[Start of DATA SECTION]

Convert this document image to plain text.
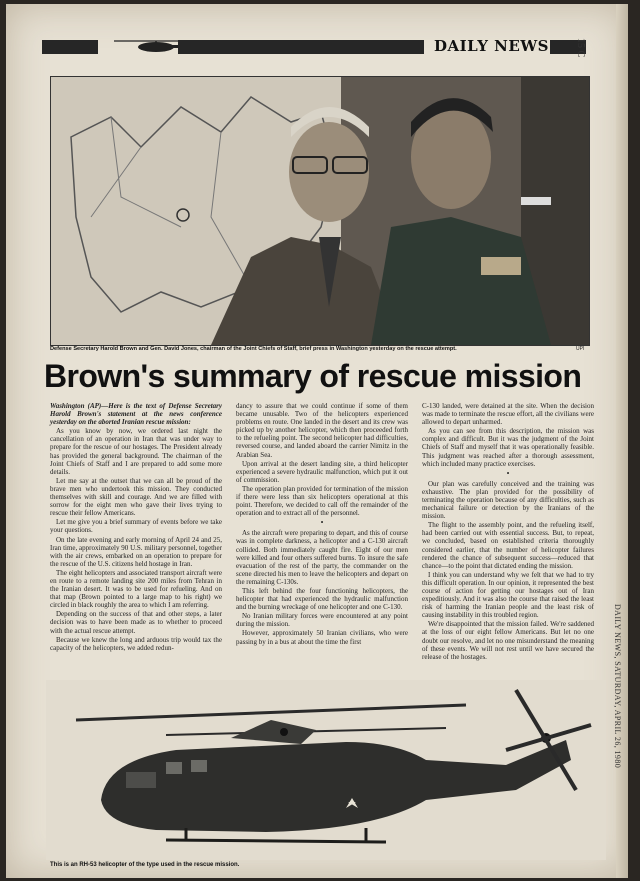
DAILY NEWS	15 C
Defense Secretary Harold Brown and Gen. David Jones, chairman of the Joint Chiefs of Staff, brief press in Washington yesterday on the rescue attempt.	UPI
Brown's summary of rescue mission

Washington (AP)—Here is the text of Defense Secretary Harold Brown's statement at the news conference yesterday on the aborted Iranian rescue mission:

As you know by now, we ordered last night the cancellation of an operation in Iran that was under way to prepare for the rescue of our hostages. The President already has provided the general background. The chairman of the Joint Chiefs of Staff and I are prepared to add some more details.

Let me say at the outset that we can all be proud of the brave men who undertook this mission. They conducted themselves with skill and courage. And we are filled with sorrow for the eight men who gave their lives trying to rescue their fellow Americans.

Let me give you a brief summary of events before we take your questions.

On the late evening and early morning of April 24 and 25, Iran time, approximately 90 U.S. military personnel, together with the air crews, embarked on an operation to prepare for the rescue of the U.S. citizens held hostage in Iran.

The eight helicopters and associated transport aircraft were en route to a remote landing site 200 miles from Tehran in the Iranian desert. It was to be used for refueling. And on that map (Brown pointed to a large map to his right) we circled in black roughly the area to which I am referring.

Depending on the success of that and other steps, a later decision was to have been made as to whether to proceed with the actual rescue attempt.

Because we knew the long and arduous trip would tax the capacity of the helicopters, we added redun-

dancy to assure that we could continue if some of them became unusable. Two of the helicopters experienced problems en route. One landed in the desert and its crew was picked up by another helicopter, which then proceeded forth to the refueling point. The second helicopter had difficulties, reversed course, and landed aboard the carrier Nimitz in the Arabian Sea.

Upon arrival at the desert landing site, a third helicopter experienced a severe hydraulic malfunction, which put it out of commission.

The operation plan provided for termination of the mission if there were less than six helicopters operational at this point. Therefore, we decided to call off the remainder of the operation and to extract all of the personnel.

•

As the aircraft were preparing to depart, and this of course was in complete darkness, a helicopter and a C-130 aircraft collided. Both immediately caught fire. Eight of our men were killed and four others suffered burns. To insure the safe evacuation of the rest of the party, the commander on the scene directed his men to leave the helicopters and depart on the remaining C-130s.

This left behind the four functioning helicopters, the helicopter that had experienced the hydraulic malfunction and the burning wreckage of one helicopter and one C-130.

No Iranian military forces were encountered at any point during the mission.

However, approximately 50 Iranian civilians, who were passing by in a bus at about the time the first

C-130 landed, were detained at the site. When the decision was made to terminate the rescue effort, all the civilians were allowed to depart unharmed.

As you can see from this description, the mission was complex and difficult. But it was the judgment of the Joint Chiefs of Staff and myself that it was operationally feasible. This judgment was reached after a thorough assessment, which included many practice exercises.

•

Our plan was carefully conceived and the training was exhaustive. The plan provided for the possibility of terminating the operation because of any difficulties, such as mechanical failure or detection by the Iranians of the mission.

The flight to the assembly point, and the refueling itself, had been carried out with essential success. But, to repeat, we concluded, based on established criteria thoroughly considered earlier, that the number of helicopter failures rendered the chance of subsequent success—reduced that chance—to the point that dictated ending the mission.

I think you can understand why we felt that we had to try this difficult operation. In our opinion, it represented the best course of action for getting our hostages out of Iran expeditiously. And it was also the course that raised the least risk of harming the Iranian people and the least risk of causing instability in this troubled region.

We're disappointed that the mission failed. We're saddened at the loss of our eight fellow Americans. But let no one doubt our resolve, and let no one misunderstand the meaning of these events. We will not rest until we have secured the release of the hostages.

This is an RH-53 helicopter of the type used in the rescue mission.
DAILY NEWS, SATURDAY, APRIL 26, 1980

[End of DATA SECTION]

■ DESCRIPTION OF THE TASK: Exclude the pictures and repeat every other part of the records word for word.

■ WRITTEN REPLY:
Convert this document image to plain text.
DAILY NEWS	15 C
Defense Secretary Harold Brown and Gen. David Jones, chairman of the Joint Chiefs of Staff, brief press in Washington yesterday on the rescue attempt.	UPI
Brown's summary of rescue mission

Washington (AP)—Here is the text of Defense Secretary Harold Brown's statement at the news conference yesterday on the aborted Iranian rescue mission:

As you know by now, we ordered last night the cancellation of an operation in Iran that was under way to prepare for the rescue of our hostages. The President already has provided the general background. The chairman of the Joint Chiefs of Staff and I are prepared to add some more details.

Let me say at the outset that we can all be proud of the brave men who undertook this mission. They conducted themselves with skill and courage. And we are filled with sorrow for the eight men who gave their lives trying to rescue their fellow Americans.

Let me give you a brief summary of events before we take your questions.

On the late evening and early morning of April 24 and 25, Iran time, approximately 90 U.S. military personnel, together with the air crews, embarked on an operation to prepare for the rescue of the U.S. citizens held hostage in Iran.

The eight helicopters and associated transport aircraft were en route to a remote landing site 200 miles from Tehran in the Iranian desert. It was to be used for refueling. And on that map (Brown pointed to a large map to his right) we circled in black roughly the area to which I am referring.

Depending on the success of that and other steps, a later decision was to have been made as to whether to proceed with the actual rescue attempt.

Because we knew the long and arduous trip would tax the capacity of the helicopters, we added redun-

dancy to assure that we could continue if some of them became unusable. Two of the helicopters experienced problems en route. One landed in the desert and its crew was picked up by another helicopter, which then proceeded forth to the refueling point. The second helicopter had difficulties, reversed course, and landed aboard the carrier Nimitz in the Arabian Sea.

Upon arrival at the desert landing site, a third helicopter experienced a severe hydraulic malfunction, which put it out of commission.

The operation plan provided for termination of the mission if there were less than six helicopters operational at this point. Therefore, we decided to call off the remainder of the operation and to extract all of the personnel.

•

As the aircraft were preparing to depart, and this of course was in complete darkness, a helicopter and a C-130 aircraft collided. Both immediately caught fire. Eight of our men were killed and four others suffered burns. To insure the safe evacuation of the rest of the party, the commander on the scene directed his men to leave the helicopters and depart on the remaining C-130s.

This left behind the four functioning helicopters, the helicopter that had experienced the hydraulic malfunction and the burning wreckage of one helicopter and one C-130.

No Iranian military forces were encountered at any point during the mission.

However, approximately 50 Iranian civilians, who were passing by in a bus at about the time the first

C-130 landed, were detained at the site. When the decision was made to terminate the rescue effort, all the civilians were allowed to depart unharmed.

As you can see from this description, the mission was complex and difficult. But it was the judgment of the Joint Chiefs of Staff and myself that it was operationally feasible. This judgment was reached after a thorough assessment, which included many practice exercises.

•

Our plan was carefully conceived and the training was exhaustive. The plan provided for the possibility of terminating the operation because of any difficulties, such as mechanical failure or detection by the Iranians of the mission.

The flight to the assembly point, and the refueling itself, had been carried out with essential success. But, to repeat, we concluded, based on established criteria thoroughly considered earlier, that the number of helicopter failures rendered the chance of subsequent success—reduced that chance—to the point that dictated ending the mission.

I think you can understand why we felt that we had to try this difficult operation. In our opinion, it represented the best course of action for getting our hostages out of Iran expeditiously. And it was also the course that raised the least risk of harming the Iranian people and the least risk of causing instability in this troubled region.

We're disappointed that the mission failed. We're saddened at the loss of our eight fellow Americans. But let no one doubt our resolve, and let no one misunderstand the meaning of these events. We will not rest until we have secured the release of the hostages.

This is an RH-53 helicopter of the type used in the rescue mission.
DAILY NEWS, SATURDAY, APRIL 26, 1980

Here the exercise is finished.